**Requirements**
Copy every line from the one that holds "Give me the" to the end of the records below, exactly and with nothing else, but without any pictures.
--- BEGIN Records for this exercise ---
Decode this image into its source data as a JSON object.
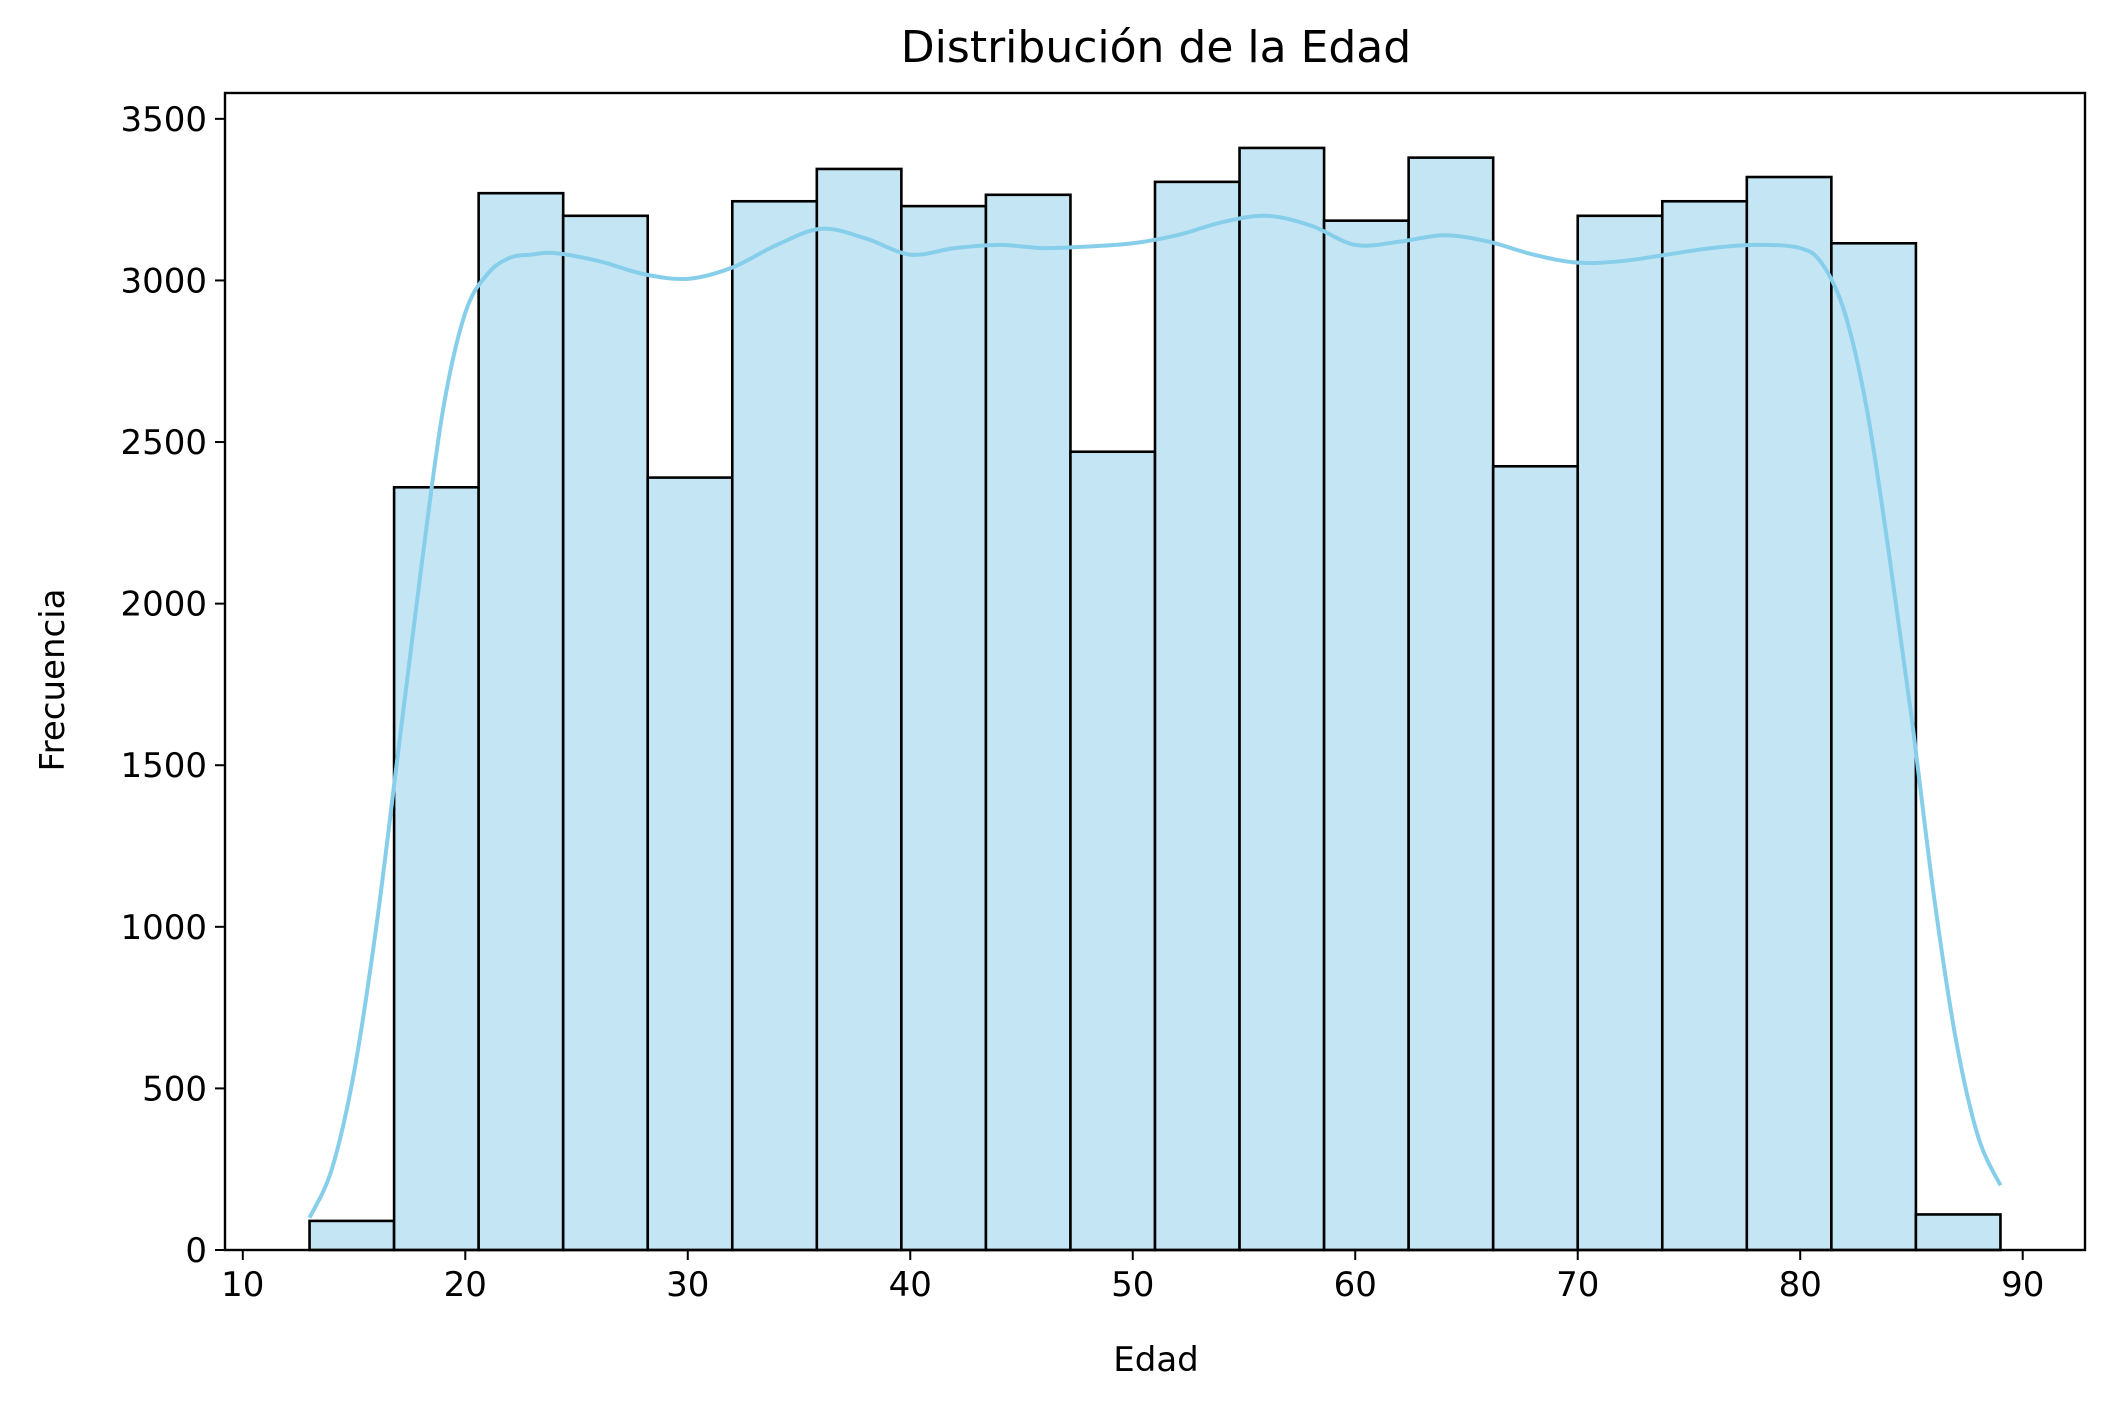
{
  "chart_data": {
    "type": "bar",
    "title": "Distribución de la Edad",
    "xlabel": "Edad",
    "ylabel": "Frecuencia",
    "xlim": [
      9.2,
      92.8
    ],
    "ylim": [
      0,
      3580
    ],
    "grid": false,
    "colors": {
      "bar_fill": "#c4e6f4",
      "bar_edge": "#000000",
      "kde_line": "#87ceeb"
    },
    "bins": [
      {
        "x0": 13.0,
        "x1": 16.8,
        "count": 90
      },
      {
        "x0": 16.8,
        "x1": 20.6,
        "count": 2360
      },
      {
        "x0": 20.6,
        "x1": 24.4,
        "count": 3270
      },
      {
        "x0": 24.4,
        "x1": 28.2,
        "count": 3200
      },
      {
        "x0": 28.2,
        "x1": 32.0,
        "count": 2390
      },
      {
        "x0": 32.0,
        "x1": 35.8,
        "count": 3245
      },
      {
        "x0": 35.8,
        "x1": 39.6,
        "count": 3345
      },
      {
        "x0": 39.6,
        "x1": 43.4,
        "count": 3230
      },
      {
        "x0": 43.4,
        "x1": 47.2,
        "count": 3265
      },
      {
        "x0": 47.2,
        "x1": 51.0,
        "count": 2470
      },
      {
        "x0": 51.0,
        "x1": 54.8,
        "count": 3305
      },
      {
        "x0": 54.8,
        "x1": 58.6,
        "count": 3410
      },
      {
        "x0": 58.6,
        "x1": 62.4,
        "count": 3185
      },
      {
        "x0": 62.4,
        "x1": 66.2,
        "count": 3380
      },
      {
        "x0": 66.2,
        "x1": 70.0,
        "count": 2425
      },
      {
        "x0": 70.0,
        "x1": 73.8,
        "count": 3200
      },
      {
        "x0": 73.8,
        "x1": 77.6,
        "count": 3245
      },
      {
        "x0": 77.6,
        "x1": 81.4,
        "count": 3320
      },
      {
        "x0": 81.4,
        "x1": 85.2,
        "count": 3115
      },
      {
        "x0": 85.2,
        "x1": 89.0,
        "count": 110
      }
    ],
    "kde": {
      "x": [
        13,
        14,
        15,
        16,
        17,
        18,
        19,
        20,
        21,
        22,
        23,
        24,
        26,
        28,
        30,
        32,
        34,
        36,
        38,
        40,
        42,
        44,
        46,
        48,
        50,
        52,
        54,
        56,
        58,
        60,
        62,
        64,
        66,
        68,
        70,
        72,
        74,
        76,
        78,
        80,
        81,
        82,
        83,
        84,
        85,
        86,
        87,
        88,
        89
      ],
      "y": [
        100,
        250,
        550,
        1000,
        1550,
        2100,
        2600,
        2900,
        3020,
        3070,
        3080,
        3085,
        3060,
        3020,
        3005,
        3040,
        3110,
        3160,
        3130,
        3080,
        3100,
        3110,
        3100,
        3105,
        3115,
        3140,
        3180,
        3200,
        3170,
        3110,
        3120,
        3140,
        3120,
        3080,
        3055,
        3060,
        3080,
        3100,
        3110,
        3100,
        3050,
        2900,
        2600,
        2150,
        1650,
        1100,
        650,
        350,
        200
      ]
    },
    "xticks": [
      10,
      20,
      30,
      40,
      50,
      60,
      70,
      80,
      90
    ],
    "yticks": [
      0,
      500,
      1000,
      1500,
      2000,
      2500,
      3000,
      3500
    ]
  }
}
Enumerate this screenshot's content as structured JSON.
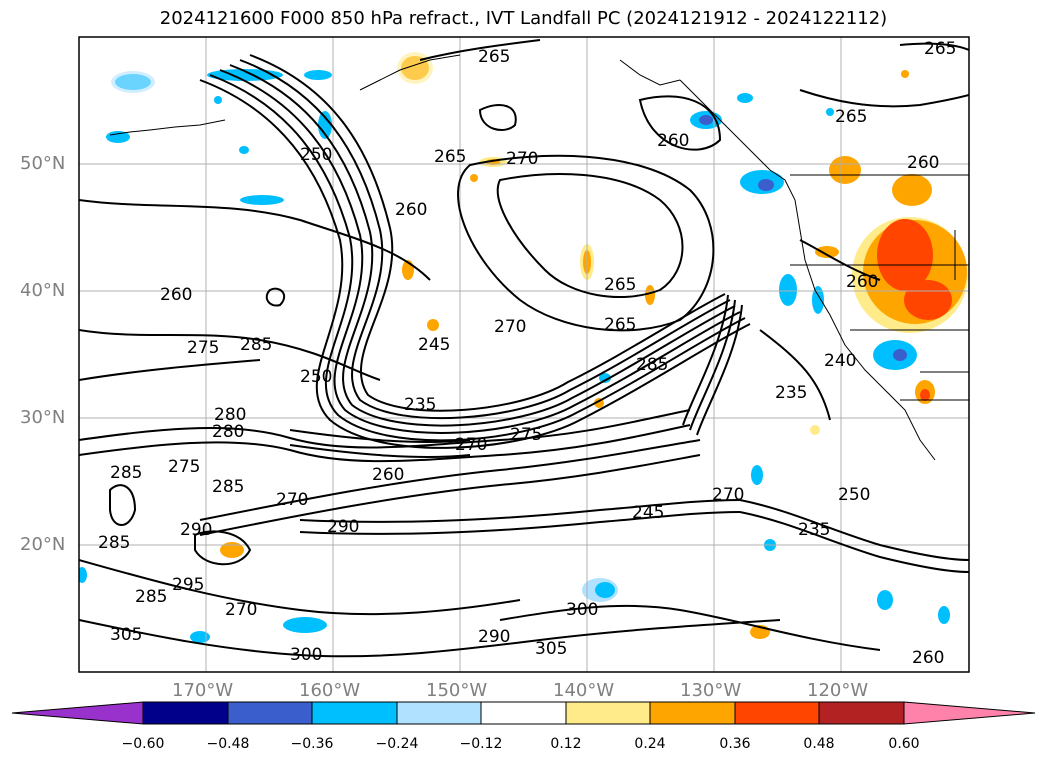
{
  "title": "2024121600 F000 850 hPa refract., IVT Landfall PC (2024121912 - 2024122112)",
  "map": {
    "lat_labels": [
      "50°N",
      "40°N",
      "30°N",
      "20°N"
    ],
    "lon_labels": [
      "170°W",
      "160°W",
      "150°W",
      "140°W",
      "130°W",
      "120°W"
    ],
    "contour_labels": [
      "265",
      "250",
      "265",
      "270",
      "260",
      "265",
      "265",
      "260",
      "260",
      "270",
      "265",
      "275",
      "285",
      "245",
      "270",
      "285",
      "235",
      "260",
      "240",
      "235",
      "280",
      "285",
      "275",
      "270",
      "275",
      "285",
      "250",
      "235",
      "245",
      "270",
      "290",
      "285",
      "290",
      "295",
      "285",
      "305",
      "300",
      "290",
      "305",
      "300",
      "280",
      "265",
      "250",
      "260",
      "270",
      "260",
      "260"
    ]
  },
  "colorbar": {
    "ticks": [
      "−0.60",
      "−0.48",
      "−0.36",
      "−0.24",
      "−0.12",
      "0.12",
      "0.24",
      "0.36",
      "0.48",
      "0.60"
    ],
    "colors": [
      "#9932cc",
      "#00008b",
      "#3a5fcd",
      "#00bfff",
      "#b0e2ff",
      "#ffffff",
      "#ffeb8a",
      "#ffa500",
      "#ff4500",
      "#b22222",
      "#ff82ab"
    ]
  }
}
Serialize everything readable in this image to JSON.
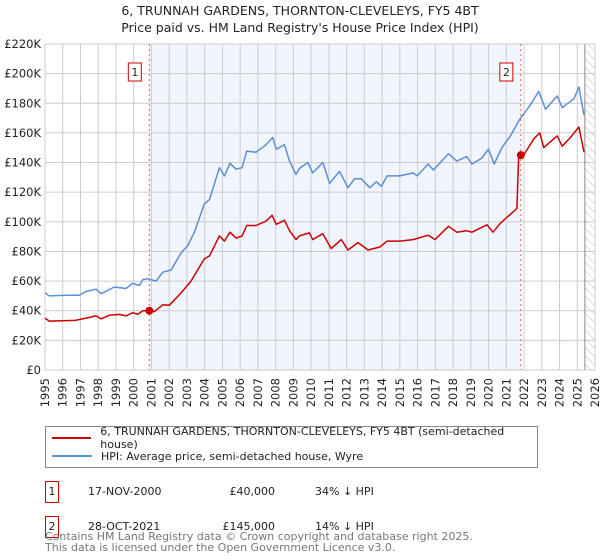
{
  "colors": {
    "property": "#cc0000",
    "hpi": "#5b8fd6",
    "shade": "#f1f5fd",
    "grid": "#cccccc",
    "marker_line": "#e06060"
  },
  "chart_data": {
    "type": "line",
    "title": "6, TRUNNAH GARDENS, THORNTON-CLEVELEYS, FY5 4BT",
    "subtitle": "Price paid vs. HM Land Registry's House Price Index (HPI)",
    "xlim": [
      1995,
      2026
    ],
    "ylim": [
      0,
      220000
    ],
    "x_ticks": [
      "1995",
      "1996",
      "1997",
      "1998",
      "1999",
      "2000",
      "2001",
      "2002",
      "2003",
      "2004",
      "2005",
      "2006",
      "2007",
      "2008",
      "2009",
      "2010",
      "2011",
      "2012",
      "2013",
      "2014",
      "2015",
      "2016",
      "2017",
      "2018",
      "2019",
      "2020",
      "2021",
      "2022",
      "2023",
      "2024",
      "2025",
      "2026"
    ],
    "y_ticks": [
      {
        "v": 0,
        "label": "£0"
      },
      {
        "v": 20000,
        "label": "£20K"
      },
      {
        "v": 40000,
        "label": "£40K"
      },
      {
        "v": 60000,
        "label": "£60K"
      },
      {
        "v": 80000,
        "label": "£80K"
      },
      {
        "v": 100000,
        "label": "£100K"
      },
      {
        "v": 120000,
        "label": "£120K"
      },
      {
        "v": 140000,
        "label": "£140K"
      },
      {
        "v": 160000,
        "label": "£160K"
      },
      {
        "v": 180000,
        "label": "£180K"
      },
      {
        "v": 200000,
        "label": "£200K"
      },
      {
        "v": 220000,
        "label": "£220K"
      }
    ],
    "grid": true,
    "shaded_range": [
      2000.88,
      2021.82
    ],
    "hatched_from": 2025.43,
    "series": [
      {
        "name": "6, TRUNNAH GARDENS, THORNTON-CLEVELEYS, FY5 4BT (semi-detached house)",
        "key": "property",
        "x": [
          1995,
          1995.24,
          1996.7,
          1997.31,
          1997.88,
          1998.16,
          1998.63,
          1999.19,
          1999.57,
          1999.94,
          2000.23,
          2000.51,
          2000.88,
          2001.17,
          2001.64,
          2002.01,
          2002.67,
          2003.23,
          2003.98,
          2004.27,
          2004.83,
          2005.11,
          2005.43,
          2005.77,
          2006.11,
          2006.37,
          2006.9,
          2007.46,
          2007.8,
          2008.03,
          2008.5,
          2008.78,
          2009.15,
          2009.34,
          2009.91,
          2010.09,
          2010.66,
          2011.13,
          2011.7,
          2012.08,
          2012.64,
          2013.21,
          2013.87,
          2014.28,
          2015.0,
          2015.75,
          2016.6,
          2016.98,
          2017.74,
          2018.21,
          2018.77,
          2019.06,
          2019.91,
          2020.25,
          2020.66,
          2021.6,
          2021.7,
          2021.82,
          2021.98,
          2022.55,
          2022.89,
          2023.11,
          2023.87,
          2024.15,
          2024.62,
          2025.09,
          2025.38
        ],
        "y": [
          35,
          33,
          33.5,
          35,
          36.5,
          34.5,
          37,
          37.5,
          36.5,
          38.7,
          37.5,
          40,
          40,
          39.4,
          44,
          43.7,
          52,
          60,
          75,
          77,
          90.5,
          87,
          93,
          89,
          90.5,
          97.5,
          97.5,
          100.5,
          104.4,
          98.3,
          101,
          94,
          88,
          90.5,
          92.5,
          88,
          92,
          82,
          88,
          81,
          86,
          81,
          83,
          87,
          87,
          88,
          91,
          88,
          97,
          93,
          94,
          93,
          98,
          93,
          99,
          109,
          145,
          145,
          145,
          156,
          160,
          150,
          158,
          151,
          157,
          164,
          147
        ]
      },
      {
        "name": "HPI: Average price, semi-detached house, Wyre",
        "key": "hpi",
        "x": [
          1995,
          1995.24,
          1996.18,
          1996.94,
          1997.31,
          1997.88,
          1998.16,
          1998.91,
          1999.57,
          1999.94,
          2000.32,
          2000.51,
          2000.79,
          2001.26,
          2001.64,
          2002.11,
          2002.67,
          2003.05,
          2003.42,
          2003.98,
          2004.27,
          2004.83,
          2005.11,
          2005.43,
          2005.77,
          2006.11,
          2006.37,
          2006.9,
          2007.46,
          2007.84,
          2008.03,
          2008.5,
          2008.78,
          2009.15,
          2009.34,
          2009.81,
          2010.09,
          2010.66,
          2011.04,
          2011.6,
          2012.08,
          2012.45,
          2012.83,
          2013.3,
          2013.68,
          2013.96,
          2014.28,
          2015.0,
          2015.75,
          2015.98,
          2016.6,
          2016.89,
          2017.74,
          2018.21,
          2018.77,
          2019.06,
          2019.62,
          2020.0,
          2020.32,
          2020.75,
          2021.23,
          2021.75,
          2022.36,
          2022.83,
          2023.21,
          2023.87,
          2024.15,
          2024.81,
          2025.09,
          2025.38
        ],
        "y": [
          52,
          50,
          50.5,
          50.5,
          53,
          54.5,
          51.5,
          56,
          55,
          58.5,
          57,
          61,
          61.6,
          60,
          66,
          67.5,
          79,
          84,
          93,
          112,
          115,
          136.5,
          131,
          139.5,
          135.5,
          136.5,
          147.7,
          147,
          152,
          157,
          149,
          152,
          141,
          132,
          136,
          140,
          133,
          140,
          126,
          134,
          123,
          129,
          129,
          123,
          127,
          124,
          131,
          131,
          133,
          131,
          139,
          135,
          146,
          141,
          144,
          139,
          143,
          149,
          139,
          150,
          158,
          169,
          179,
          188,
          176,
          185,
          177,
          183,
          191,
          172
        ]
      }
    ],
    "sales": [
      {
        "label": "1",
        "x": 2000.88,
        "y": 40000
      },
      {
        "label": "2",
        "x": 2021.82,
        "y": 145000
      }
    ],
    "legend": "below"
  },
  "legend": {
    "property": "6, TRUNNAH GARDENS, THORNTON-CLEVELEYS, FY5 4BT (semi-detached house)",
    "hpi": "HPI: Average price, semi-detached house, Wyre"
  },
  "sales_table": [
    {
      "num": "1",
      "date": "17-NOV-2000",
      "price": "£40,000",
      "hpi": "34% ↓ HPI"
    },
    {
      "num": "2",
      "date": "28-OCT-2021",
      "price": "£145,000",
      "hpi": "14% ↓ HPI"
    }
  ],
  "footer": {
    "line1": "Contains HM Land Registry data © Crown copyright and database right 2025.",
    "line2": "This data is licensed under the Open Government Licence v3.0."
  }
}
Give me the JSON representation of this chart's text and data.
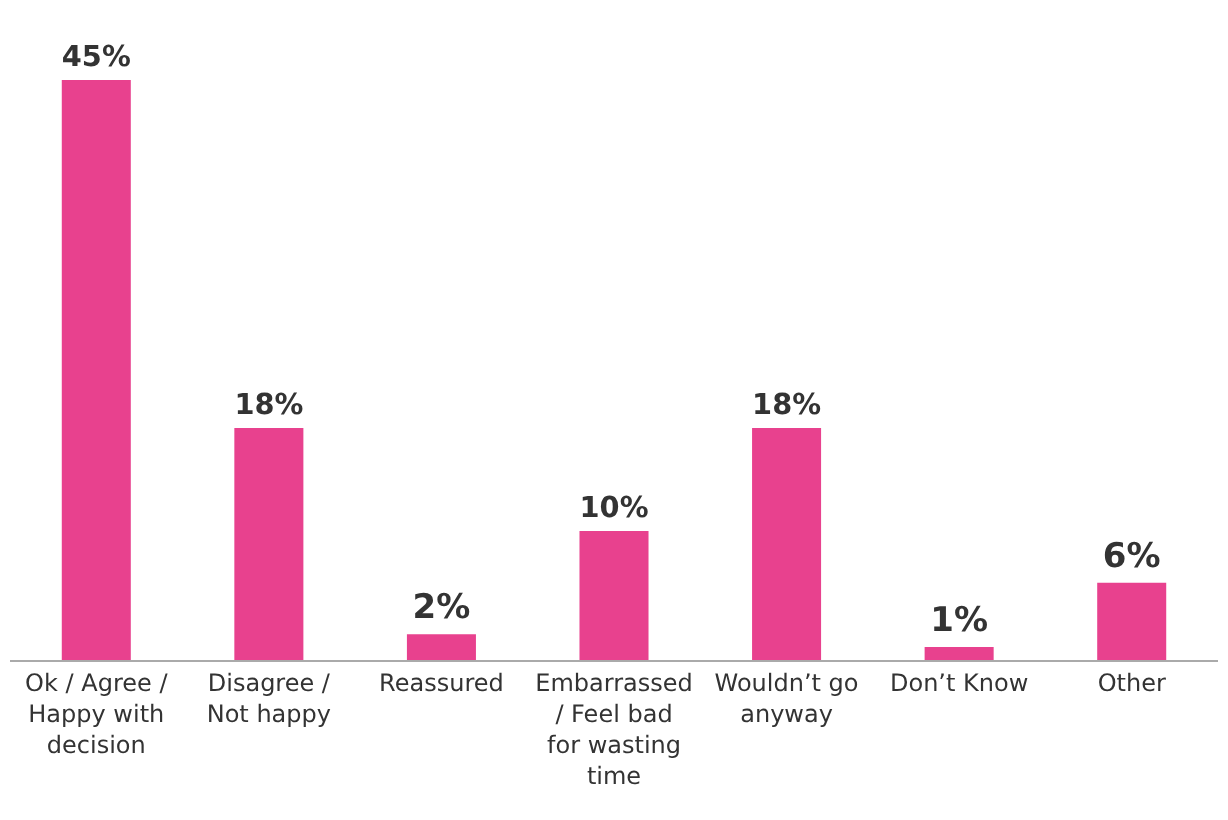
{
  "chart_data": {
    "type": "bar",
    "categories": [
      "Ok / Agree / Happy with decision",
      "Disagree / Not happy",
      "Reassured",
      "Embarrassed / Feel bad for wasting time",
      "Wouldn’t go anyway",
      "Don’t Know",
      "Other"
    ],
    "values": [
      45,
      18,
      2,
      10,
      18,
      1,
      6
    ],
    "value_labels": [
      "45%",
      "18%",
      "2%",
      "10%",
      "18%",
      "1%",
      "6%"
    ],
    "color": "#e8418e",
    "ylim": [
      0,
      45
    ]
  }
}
--- END Records for this exercise ---
**Task output**
Give me the JSON representation of this chart's text and data.
{
  "chart_data": {
    "type": "bar",
    "categories": [
      "Ok / Agree / Happy with decision",
      "Disagree / Not happy",
      "Reassured",
      "Embarrassed / Feel bad for wasting time",
      "Wouldn’t go anyway",
      "Don’t Know",
      "Other"
    ],
    "values": [
      45,
      18,
      2,
      10,
      18,
      1,
      6
    ],
    "value_labels": [
      "45%",
      "18%",
      "2%",
      "10%",
      "18%",
      "1%",
      "6%"
    ],
    "color": "#e8418e",
    "ylim": [
      0,
      45
    ]
  }
}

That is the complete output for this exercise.